Find the string "screenshot" and gather every line that holds it.

***

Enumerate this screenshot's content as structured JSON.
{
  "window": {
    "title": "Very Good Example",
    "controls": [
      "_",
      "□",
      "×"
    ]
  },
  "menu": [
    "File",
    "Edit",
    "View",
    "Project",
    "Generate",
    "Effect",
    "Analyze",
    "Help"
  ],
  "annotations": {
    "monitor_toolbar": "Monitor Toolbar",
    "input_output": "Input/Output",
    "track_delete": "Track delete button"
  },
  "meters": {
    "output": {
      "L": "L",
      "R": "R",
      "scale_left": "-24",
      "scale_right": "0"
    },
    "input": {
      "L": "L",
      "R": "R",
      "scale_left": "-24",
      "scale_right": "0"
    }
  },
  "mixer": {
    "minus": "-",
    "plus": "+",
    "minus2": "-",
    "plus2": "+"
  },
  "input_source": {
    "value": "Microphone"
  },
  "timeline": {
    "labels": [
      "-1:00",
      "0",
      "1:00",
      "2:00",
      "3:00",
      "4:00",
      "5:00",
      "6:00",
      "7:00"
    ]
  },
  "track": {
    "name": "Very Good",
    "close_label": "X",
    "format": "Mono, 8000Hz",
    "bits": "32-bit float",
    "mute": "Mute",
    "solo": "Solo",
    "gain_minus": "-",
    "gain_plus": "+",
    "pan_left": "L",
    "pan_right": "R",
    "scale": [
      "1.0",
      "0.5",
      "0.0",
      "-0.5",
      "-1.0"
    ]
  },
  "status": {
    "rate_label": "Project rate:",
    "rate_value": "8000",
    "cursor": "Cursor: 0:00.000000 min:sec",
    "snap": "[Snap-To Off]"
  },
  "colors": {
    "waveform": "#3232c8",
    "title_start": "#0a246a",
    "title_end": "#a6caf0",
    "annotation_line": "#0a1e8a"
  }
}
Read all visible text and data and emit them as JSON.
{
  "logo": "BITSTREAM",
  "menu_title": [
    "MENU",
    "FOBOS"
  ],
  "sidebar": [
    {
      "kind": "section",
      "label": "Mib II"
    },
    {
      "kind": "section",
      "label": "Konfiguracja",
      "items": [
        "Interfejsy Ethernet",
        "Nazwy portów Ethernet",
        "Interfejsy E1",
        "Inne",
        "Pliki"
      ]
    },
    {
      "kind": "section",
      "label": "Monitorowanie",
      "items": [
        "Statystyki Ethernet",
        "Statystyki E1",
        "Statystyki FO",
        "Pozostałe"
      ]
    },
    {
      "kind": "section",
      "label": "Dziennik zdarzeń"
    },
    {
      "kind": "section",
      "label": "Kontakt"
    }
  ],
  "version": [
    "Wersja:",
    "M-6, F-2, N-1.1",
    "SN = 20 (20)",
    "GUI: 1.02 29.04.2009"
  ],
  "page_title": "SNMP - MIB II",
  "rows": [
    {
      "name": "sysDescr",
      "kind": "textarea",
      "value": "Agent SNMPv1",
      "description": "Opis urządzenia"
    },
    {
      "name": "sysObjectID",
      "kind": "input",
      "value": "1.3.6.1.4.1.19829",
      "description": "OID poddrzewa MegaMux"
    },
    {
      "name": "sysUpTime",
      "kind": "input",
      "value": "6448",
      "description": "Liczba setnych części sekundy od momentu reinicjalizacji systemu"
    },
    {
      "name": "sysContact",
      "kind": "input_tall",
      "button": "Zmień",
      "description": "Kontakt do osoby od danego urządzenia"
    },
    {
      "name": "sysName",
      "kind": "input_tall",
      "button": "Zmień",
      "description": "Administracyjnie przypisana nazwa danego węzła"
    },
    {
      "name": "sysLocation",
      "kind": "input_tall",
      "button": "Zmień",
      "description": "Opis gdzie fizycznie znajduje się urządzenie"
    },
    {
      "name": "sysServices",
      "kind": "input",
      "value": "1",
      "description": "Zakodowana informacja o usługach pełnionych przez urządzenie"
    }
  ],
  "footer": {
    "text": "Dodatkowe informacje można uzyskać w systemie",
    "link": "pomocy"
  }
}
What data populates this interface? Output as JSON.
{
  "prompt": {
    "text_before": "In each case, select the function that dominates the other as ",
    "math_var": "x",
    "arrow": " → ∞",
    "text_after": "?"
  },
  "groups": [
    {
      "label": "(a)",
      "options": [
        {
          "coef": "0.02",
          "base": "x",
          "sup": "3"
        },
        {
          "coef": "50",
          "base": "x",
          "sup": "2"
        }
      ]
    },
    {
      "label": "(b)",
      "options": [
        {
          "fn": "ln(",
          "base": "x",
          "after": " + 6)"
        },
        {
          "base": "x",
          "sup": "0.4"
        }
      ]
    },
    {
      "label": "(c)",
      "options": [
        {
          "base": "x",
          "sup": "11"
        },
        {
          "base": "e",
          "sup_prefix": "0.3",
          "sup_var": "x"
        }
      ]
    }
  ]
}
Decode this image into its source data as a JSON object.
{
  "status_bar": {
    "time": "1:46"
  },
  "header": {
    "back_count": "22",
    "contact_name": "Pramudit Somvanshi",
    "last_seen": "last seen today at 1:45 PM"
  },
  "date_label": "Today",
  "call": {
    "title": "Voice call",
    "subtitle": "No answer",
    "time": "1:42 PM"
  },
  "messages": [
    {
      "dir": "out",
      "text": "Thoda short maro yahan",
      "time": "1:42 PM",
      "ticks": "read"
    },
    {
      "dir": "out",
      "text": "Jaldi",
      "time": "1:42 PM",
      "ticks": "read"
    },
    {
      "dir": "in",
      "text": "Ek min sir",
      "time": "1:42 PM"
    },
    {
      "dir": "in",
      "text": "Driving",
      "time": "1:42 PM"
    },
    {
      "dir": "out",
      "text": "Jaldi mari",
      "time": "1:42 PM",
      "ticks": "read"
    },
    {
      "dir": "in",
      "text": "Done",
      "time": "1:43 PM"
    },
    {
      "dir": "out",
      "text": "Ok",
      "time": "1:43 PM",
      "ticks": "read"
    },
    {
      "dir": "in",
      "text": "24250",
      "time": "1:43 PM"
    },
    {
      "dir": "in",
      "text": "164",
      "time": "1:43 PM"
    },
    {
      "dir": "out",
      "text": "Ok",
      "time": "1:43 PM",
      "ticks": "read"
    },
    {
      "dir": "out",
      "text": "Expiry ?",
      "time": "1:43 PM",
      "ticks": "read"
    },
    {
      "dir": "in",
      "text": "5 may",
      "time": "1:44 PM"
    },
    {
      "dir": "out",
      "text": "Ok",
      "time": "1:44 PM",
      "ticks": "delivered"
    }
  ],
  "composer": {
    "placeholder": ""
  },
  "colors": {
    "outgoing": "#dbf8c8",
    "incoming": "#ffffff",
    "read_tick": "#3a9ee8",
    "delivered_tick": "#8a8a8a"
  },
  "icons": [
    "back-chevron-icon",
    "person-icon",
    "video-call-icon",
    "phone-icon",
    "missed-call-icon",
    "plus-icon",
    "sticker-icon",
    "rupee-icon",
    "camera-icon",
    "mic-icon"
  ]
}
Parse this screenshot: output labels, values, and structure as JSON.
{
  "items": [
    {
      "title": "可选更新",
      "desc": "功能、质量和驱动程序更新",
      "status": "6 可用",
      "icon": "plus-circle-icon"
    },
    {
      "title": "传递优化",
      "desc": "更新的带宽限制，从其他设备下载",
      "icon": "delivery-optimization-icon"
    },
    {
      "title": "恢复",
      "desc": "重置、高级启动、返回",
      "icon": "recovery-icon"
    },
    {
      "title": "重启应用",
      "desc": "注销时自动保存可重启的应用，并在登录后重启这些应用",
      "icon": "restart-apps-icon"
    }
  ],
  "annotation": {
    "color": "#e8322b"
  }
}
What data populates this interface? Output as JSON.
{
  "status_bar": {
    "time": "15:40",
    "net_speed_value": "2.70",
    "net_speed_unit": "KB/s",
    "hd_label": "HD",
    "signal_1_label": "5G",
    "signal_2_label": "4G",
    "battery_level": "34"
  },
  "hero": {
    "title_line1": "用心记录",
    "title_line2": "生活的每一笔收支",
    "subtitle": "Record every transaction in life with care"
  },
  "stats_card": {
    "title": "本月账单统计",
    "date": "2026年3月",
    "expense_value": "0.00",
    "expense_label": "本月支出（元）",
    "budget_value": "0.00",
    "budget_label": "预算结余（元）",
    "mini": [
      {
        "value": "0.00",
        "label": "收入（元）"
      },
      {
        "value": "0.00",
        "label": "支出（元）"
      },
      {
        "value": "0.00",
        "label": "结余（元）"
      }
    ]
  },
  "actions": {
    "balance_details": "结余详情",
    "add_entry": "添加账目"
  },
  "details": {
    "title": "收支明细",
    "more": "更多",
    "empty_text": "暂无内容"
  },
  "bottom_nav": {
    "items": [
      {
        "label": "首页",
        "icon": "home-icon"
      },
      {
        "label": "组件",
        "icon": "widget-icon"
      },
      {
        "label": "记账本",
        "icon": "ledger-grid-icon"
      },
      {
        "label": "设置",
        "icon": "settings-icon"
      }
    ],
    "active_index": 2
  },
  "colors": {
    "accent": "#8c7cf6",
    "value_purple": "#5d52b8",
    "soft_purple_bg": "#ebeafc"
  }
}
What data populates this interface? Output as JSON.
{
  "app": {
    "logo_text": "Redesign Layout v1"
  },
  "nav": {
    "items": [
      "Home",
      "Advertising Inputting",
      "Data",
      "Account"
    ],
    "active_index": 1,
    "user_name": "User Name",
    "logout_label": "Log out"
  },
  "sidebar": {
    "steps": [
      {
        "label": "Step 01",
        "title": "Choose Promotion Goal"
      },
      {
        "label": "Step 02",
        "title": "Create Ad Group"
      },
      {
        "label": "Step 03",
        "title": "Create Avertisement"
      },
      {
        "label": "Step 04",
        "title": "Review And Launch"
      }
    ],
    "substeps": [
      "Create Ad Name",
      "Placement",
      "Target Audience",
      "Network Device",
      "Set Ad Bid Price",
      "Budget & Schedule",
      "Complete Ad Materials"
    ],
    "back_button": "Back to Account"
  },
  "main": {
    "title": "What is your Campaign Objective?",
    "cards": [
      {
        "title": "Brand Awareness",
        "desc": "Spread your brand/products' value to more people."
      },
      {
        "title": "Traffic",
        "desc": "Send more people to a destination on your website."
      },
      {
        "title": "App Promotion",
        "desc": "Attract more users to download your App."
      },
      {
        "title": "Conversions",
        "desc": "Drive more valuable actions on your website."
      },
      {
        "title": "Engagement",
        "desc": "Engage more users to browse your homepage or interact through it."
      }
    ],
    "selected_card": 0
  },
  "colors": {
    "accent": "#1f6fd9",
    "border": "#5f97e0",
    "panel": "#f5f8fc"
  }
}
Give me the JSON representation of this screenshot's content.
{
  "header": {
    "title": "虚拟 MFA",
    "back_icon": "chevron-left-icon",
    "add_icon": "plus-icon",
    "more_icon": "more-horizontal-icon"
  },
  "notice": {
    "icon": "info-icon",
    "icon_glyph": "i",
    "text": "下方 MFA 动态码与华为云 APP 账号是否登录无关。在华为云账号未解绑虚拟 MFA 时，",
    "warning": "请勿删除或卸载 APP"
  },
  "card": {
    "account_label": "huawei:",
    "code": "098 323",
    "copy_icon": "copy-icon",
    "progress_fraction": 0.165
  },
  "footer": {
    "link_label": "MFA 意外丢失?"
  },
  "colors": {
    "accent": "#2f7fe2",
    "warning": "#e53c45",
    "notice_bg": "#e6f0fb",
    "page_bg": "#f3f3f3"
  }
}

***

RESULT BELOW:
Enumerate this screenshot's content as structured JSON.
Parse this screenshot: output labels, values, and structure as JSON.
Give me the JSON representation of this screenshot's content.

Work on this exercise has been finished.